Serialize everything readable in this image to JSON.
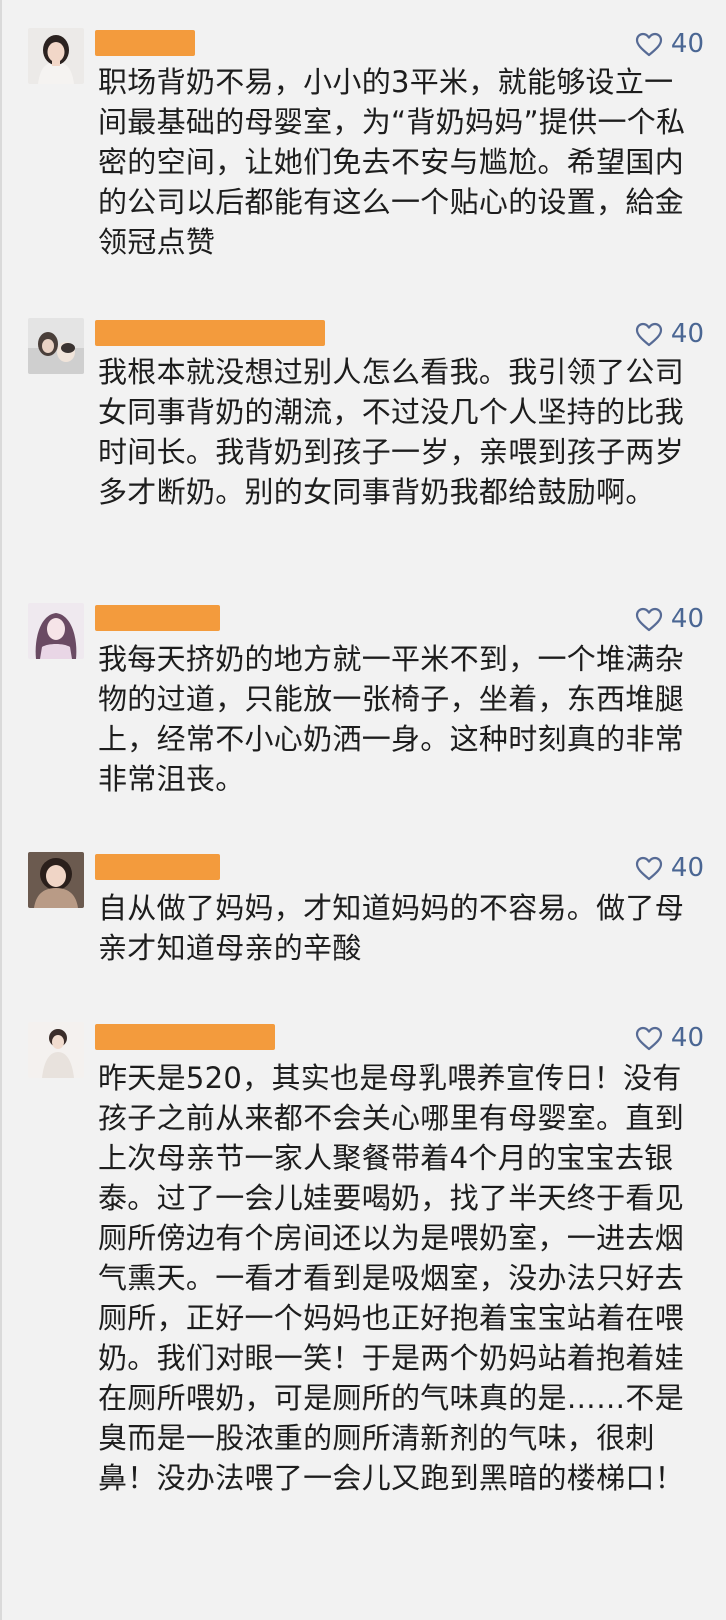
{
  "comments": [
    {
      "likes": "40",
      "text": "职场背奶不易，小小的3平米，就能够设立一间最基础的母婴室，为“背奶妈妈”提供一个私密的空间，让她们免去不安与尴尬。希望国内的公司以后都能有这么一个贴心的设置，給金领冠点赞"
    },
    {
      "likes": "40",
      "text": "我根本就没想过别人怎么看我。我引领了公司女同事背奶的潮流，不过没几个人坚持的比我时间长。我背奶到孩子一岁，亲喂到孩子两岁多才断奶。别的女同事背奶我都给鼓励啊。"
    },
    {
      "likes": "40",
      "text": "我每天挤奶的地方就一平米不到，一个堆满杂物的过道，只能放一张椅子，坐着，东西堆腿上，经常不小心奶洒一身。这种时刻真的非常非常沮丧。"
    },
    {
      "likes": "40",
      "text": "自从做了妈妈，才知道妈妈的不容易。做了母亲才知道母亲的辛酸"
    },
    {
      "likes": "40",
      "text": "昨天是520，其实也是母乳喂养宣传日！没有孩子之前从来都不会关心哪里有母婴室。直到上次母亲节一家人聚餐带着4个月的宝宝去银泰。过了一会儿娃要喝奶，找了半天终于看见厕所傍边有个房间还以为是喂奶室，一进去烟气熏天。一看才看到是吸烟室，没办法只好去厕所，正好一个妈妈也正好抱着宝宝站着在喂奶。我们对眼一笑！于是两个奶妈站着抱着娃在厕所喂奶，可是厕所的气味真的是……不是臭而是一股浓重的厕所清新剂的气味，很刺鼻！没办法喂了一会儿又跑到黑暗的楼梯口！"
    }
  ],
  "colors": {
    "name_redaction": "#f39b3d",
    "like_color": "#576b95",
    "background": "#f2f2f2"
  },
  "icons": {
    "like": "heart-outline-icon"
  }
}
##########
- _DIRECTION_: Display every line of the listing that contains the string "text".

- _SOLUTION BELOW_:
      "text": "职场背奶不易，小小的3平米，就能够设立一间最基础的母婴室，为“背奶妈妈”提供一个私密的空间，让她们免去不安与尴尬。希望国内的公司以后都能有这么一个贴心的设置，給金领冠点赞"
      "text": "我根本就没想过别人怎么看我。我引领了公司女同事背奶的潮流，不过没几个人坚持的比我时间长。我背奶到孩子一岁，亲喂到孩子两岁多才断奶。别的女同事背奶我都给鼓励啊。"
      "text": "我每天挤奶的地方就一平米不到，一个堆满杂物的过道，只能放一张椅子，坐着，东西堆腿上，经常不小心奶洒一身。这种时刻真的非常非常沮丧。"
      "text": "自从做了妈妈，才知道妈妈的不容易。做了母亲才知道母亲的辛酸"
      "text": "昨天是520，其实也是母乳喂养宣传日！没有孩子之前从来都不会关心哪里有母婴室。直到上次母亲节一家人聚餐带着4个月的宝宝去银泰。过了一会儿娃要喝奶，找了半天终于看见厕所傍边有个房间还以为是喂奶室，一进去烟气熏天。一看才看到是吸烟室，没办法只好去厕所，正好一个妈妈也正好抱着宝宝站着在喂奶。我们对眼一笑！于是两个奶妈站着抱着娃在厕所喂奶，可是厕所的气味真的是……不是臭而是一股浓重的厕所清新剂的气味，很刺鼻！没办法喂了一会儿又跑到黑暗的楼梯口！"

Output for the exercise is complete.